<<<<

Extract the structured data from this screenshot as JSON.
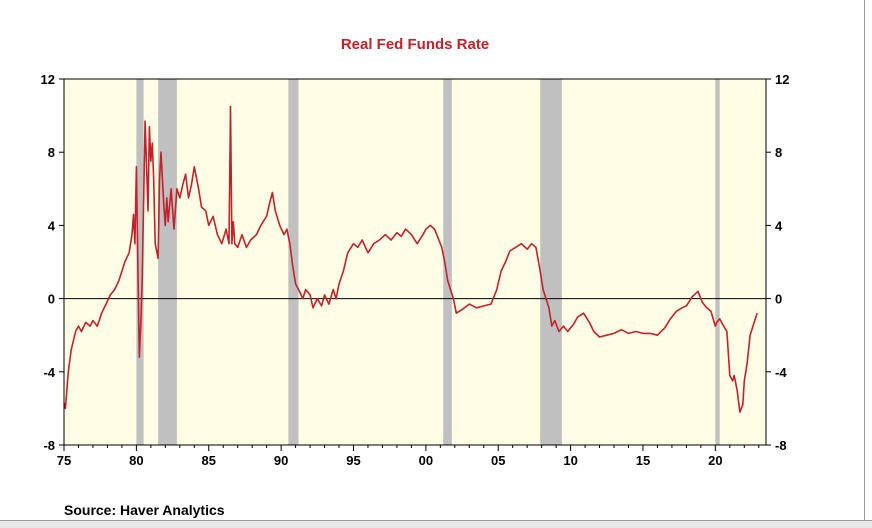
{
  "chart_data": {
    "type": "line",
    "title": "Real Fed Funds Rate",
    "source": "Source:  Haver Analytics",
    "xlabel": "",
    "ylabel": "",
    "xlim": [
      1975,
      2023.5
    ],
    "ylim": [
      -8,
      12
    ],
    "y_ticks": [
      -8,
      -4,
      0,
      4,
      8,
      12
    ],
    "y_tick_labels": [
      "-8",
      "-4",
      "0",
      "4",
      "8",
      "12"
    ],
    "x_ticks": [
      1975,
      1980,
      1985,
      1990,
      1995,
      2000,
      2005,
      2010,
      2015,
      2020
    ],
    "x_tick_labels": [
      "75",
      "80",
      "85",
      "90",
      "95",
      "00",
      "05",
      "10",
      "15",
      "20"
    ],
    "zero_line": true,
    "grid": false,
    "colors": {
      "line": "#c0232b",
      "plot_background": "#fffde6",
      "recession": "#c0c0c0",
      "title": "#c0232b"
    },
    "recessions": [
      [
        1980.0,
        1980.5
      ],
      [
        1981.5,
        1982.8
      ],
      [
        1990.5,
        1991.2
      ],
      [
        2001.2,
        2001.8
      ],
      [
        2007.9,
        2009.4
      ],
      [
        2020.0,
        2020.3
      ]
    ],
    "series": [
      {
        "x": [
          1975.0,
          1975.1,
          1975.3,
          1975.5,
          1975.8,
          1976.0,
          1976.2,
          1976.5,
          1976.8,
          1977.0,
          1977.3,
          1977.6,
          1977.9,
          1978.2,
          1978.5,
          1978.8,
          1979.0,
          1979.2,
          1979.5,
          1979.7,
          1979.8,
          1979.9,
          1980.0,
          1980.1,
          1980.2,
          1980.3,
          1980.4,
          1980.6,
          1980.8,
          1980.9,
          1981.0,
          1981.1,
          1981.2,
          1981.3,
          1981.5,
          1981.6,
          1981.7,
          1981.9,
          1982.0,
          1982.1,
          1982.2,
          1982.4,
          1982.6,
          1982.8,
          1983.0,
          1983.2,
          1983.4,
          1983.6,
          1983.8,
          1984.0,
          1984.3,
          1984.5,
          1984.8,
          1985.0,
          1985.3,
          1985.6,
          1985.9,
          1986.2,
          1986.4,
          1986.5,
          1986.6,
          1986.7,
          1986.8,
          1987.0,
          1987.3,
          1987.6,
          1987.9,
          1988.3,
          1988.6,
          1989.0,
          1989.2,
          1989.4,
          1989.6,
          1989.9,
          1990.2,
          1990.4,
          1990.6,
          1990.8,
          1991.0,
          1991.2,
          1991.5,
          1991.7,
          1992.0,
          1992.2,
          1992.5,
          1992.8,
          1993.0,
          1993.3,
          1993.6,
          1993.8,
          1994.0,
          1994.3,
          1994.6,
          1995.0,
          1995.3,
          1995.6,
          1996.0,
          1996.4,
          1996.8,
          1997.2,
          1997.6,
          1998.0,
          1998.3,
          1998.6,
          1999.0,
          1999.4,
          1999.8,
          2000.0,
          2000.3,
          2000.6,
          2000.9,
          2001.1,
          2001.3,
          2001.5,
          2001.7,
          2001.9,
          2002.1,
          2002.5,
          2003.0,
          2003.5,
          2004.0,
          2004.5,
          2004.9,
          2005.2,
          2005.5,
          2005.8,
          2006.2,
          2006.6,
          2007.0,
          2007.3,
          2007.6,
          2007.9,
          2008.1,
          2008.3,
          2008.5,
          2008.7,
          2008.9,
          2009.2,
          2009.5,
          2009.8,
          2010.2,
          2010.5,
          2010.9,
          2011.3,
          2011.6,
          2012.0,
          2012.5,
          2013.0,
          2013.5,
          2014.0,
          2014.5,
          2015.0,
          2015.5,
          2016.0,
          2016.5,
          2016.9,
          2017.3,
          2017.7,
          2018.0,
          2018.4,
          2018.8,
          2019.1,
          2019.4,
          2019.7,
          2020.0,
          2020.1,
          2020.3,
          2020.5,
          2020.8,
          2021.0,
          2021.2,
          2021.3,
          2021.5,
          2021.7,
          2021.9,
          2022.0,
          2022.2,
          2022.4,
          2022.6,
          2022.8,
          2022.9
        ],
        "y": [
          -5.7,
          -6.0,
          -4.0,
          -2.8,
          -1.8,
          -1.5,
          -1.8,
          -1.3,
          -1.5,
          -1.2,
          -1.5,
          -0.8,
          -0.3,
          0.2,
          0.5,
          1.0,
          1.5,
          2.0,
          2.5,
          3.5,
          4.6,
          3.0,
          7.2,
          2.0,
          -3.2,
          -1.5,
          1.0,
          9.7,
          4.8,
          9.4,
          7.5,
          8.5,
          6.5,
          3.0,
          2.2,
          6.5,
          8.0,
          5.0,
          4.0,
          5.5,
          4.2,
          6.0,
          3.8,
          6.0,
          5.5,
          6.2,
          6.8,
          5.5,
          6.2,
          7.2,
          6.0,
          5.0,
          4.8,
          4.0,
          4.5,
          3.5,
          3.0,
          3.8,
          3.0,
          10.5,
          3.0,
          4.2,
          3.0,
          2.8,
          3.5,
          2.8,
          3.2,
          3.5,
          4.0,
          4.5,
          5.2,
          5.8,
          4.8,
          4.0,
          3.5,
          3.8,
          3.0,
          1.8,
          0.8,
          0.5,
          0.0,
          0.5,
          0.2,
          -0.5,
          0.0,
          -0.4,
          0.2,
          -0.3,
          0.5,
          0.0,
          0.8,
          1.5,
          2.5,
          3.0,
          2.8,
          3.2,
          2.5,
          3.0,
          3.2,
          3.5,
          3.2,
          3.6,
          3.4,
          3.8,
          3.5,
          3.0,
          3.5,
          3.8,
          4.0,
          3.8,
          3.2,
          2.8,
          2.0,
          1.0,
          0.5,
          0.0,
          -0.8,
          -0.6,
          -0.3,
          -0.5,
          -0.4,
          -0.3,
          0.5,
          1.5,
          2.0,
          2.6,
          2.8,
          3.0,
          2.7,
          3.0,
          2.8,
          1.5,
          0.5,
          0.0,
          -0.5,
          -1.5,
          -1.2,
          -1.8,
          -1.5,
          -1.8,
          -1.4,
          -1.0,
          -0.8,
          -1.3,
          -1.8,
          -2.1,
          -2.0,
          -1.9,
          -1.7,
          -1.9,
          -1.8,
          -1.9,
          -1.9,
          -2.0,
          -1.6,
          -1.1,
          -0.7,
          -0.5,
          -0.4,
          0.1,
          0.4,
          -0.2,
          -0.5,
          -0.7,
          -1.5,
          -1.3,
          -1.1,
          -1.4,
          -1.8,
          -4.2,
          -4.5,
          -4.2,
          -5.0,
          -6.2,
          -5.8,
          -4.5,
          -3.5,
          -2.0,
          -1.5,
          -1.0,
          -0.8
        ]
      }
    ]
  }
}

>>>>

#### Task to complete
Write out each entry exactly as given, omitting any picture.

#### Result of the task
Extract the structured data from this screenshot as JSON.
{
  "chart_data": {
    "type": "line",
    "title": "Real Fed Funds Rate",
    "source": "Source:  Haver Analytics",
    "xlabel": "",
    "ylabel": "",
    "xlim": [
      1975,
      2023.5
    ],
    "ylim": [
      -8,
      12
    ],
    "y_ticks": [
      -8,
      -4,
      0,
      4,
      8,
      12
    ],
    "y_tick_labels": [
      "-8",
      "-4",
      "0",
      "4",
      "8",
      "12"
    ],
    "x_ticks": [
      1975,
      1980,
      1985,
      1990,
      1995,
      2000,
      2005,
      2010,
      2015,
      2020
    ],
    "x_tick_labels": [
      "75",
      "80",
      "85",
      "90",
      "95",
      "00",
      "05",
      "10",
      "15",
      "20"
    ],
    "zero_line": true,
    "grid": false,
    "colors": {
      "line": "#c0232b",
      "plot_background": "#fffde6",
      "recession": "#c0c0c0",
      "title": "#c0232b"
    },
    "recessions": [
      [
        1980.0,
        1980.5
      ],
      [
        1981.5,
        1982.8
      ],
      [
        1990.5,
        1991.2
      ],
      [
        2001.2,
        2001.8
      ],
      [
        2007.9,
        2009.4
      ],
      [
        2020.0,
        2020.3
      ]
    ],
    "series": [
      {
        "x": [
          1975.0,
          1975.1,
          1975.3,
          1975.5,
          1975.8,
          1976.0,
          1976.2,
          1976.5,
          1976.8,
          1977.0,
          1977.3,
          1977.6,
          1977.9,
          1978.2,
          1978.5,
          1978.8,
          1979.0,
          1979.2,
          1979.5,
          1979.7,
          1979.8,
          1979.9,
          1980.0,
          1980.1,
          1980.2,
          1980.3,
          1980.4,
          1980.6,
          1980.8,
          1980.9,
          1981.0,
          1981.1,
          1981.2,
          1981.3,
          1981.5,
          1981.6,
          1981.7,
          1981.9,
          1982.0,
          1982.1,
          1982.2,
          1982.4,
          1982.6,
          1982.8,
          1983.0,
          1983.2,
          1983.4,
          1983.6,
          1983.8,
          1984.0,
          1984.3,
          1984.5,
          1984.8,
          1985.0,
          1985.3,
          1985.6,
          1985.9,
          1986.2,
          1986.4,
          1986.5,
          1986.6,
          1986.7,
          1986.8,
          1987.0,
          1987.3,
          1987.6,
          1987.9,
          1988.3,
          1988.6,
          1989.0,
          1989.2,
          1989.4,
          1989.6,
          1989.9,
          1990.2,
          1990.4,
          1990.6,
          1990.8,
          1991.0,
          1991.2,
          1991.5,
          1991.7,
          1992.0,
          1992.2,
          1992.5,
          1992.8,
          1993.0,
          1993.3,
          1993.6,
          1993.8,
          1994.0,
          1994.3,
          1994.6,
          1995.0,
          1995.3,
          1995.6,
          1996.0,
          1996.4,
          1996.8,
          1997.2,
          1997.6,
          1998.0,
          1998.3,
          1998.6,
          1999.0,
          1999.4,
          1999.8,
          2000.0,
          2000.3,
          2000.6,
          2000.9,
          2001.1,
          2001.3,
          2001.5,
          2001.7,
          2001.9,
          2002.1,
          2002.5,
          2003.0,
          2003.5,
          2004.0,
          2004.5,
          2004.9,
          2005.2,
          2005.5,
          2005.8,
          2006.2,
          2006.6,
          2007.0,
          2007.3,
          2007.6,
          2007.9,
          2008.1,
          2008.3,
          2008.5,
          2008.7,
          2008.9,
          2009.2,
          2009.5,
          2009.8,
          2010.2,
          2010.5,
          2010.9,
          2011.3,
          2011.6,
          2012.0,
          2012.5,
          2013.0,
          2013.5,
          2014.0,
          2014.5,
          2015.0,
          2015.5,
          2016.0,
          2016.5,
          2016.9,
          2017.3,
          2017.7,
          2018.0,
          2018.4,
          2018.8,
          2019.1,
          2019.4,
          2019.7,
          2020.0,
          2020.1,
          2020.3,
          2020.5,
          2020.8,
          2021.0,
          2021.2,
          2021.3,
          2021.5,
          2021.7,
          2021.9,
          2022.0,
          2022.2,
          2022.4,
          2022.6,
          2022.8,
          2022.9
        ],
        "y": [
          -5.7,
          -6.0,
          -4.0,
          -2.8,
          -1.8,
          -1.5,
          -1.8,
          -1.3,
          -1.5,
          -1.2,
          -1.5,
          -0.8,
          -0.3,
          0.2,
          0.5,
          1.0,
          1.5,
          2.0,
          2.5,
          3.5,
          4.6,
          3.0,
          7.2,
          2.0,
          -3.2,
          -1.5,
          1.0,
          9.7,
          4.8,
          9.4,
          7.5,
          8.5,
          6.5,
          3.0,
          2.2,
          6.5,
          8.0,
          5.0,
          4.0,
          5.5,
          4.2,
          6.0,
          3.8,
          6.0,
          5.5,
          6.2,
          6.8,
          5.5,
          6.2,
          7.2,
          6.0,
          5.0,
          4.8,
          4.0,
          4.5,
          3.5,
          3.0,
          3.8,
          3.0,
          10.5,
          3.0,
          4.2,
          3.0,
          2.8,
          3.5,
          2.8,
          3.2,
          3.5,
          4.0,
          4.5,
          5.2,
          5.8,
          4.8,
          4.0,
          3.5,
          3.8,
          3.0,
          1.8,
          0.8,
          0.5,
          0.0,
          0.5,
          0.2,
          -0.5,
          0.0,
          -0.4,
          0.2,
          -0.3,
          0.5,
          0.0,
          0.8,
          1.5,
          2.5,
          3.0,
          2.8,
          3.2,
          2.5,
          3.0,
          3.2,
          3.5,
          3.2,
          3.6,
          3.4,
          3.8,
          3.5,
          3.0,
          3.5,
          3.8,
          4.0,
          3.8,
          3.2,
          2.8,
          2.0,
          1.0,
          0.5,
          0.0,
          -0.8,
          -0.6,
          -0.3,
          -0.5,
          -0.4,
          -0.3,
          0.5,
          1.5,
          2.0,
          2.6,
          2.8,
          3.0,
          2.7,
          3.0,
          2.8,
          1.5,
          0.5,
          0.0,
          -0.5,
          -1.5,
          -1.2,
          -1.8,
          -1.5,
          -1.8,
          -1.4,
          -1.0,
          -0.8,
          -1.3,
          -1.8,
          -2.1,
          -2.0,
          -1.9,
          -1.7,
          -1.9,
          -1.8,
          -1.9,
          -1.9,
          -2.0,
          -1.6,
          -1.1,
          -0.7,
          -0.5,
          -0.4,
          0.1,
          0.4,
          -0.2,
          -0.5,
          -0.7,
          -1.5,
          -1.3,
          -1.1,
          -1.4,
          -1.8,
          -4.2,
          -4.5,
          -4.2,
          -5.0,
          -6.2,
          -5.8,
          -4.5,
          -3.5,
          -2.0,
          -1.5,
          -1.0,
          -0.8
        ]
      }
    ]
  }
}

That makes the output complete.